» **TASK**
Reproduce every record exactly as it appears, but not the pictures.

Extracts from a graphics dataset
────────────────────────────────────────

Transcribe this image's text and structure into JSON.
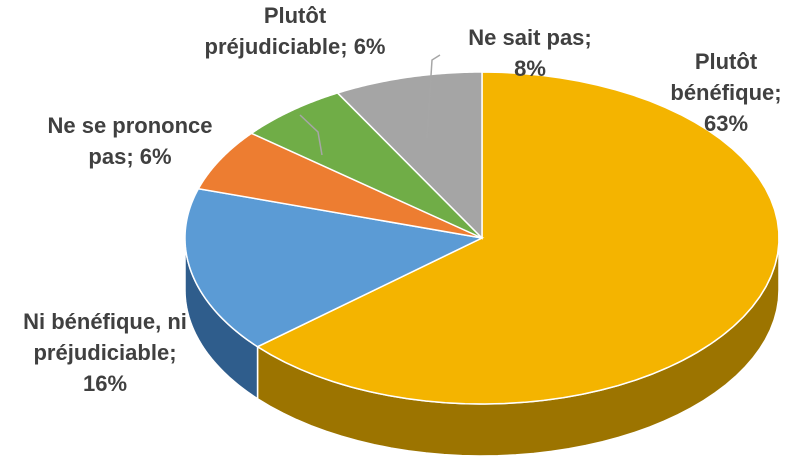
{
  "chart_data": {
    "type": "pie3d",
    "categories": [
      "Plutôt bénéfique",
      "Ni bénéfique, ni préjudiciable",
      "Ne se prononce pas",
      "Plutôt préjudiciable",
      "Ne sait pas"
    ],
    "values": [
      63,
      16,
      6,
      6,
      8
    ],
    "value_labels": [
      "63%",
      "16%",
      "6%",
      "6%",
      "8%"
    ],
    "label_separator": ";",
    "colors": [
      "#f4b400",
      "#5b9bd5",
      "#ed7d31",
      "#70ad47",
      "#a5a5a5"
    ],
    "side_colors": [
      "#9c7400",
      "#2f5d8c",
      "#a4501a",
      "#457a28",
      "#6e6e6e"
    ]
  }
}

────────────────────────────────────────

» **EXERCISE OUTPUT**
Transcribe this image's text and structure into JSON.
{
  "chart_data": {
    "type": "pie3d",
    "categories": [
      "Plutôt bénéfique",
      "Ni bénéfique, ni préjudiciable",
      "Ne se prononce pas",
      "Plutôt préjudiciable",
      "Ne sait pas"
    ],
    "values": [
      63,
      16,
      6,
      6,
      8
    ],
    "value_labels": [
      "63%",
      "16%",
      "6%",
      "6%",
      "8%"
    ],
    "label_separator": ";",
    "colors": [
      "#f4b400",
      "#5b9bd5",
      "#ed7d31",
      "#70ad47",
      "#a5a5a5"
    ],
    "side_colors": [
      "#9c7400",
      "#2f5d8c",
      "#a4501a",
      "#457a28",
      "#6e6e6e"
    ]
  }
}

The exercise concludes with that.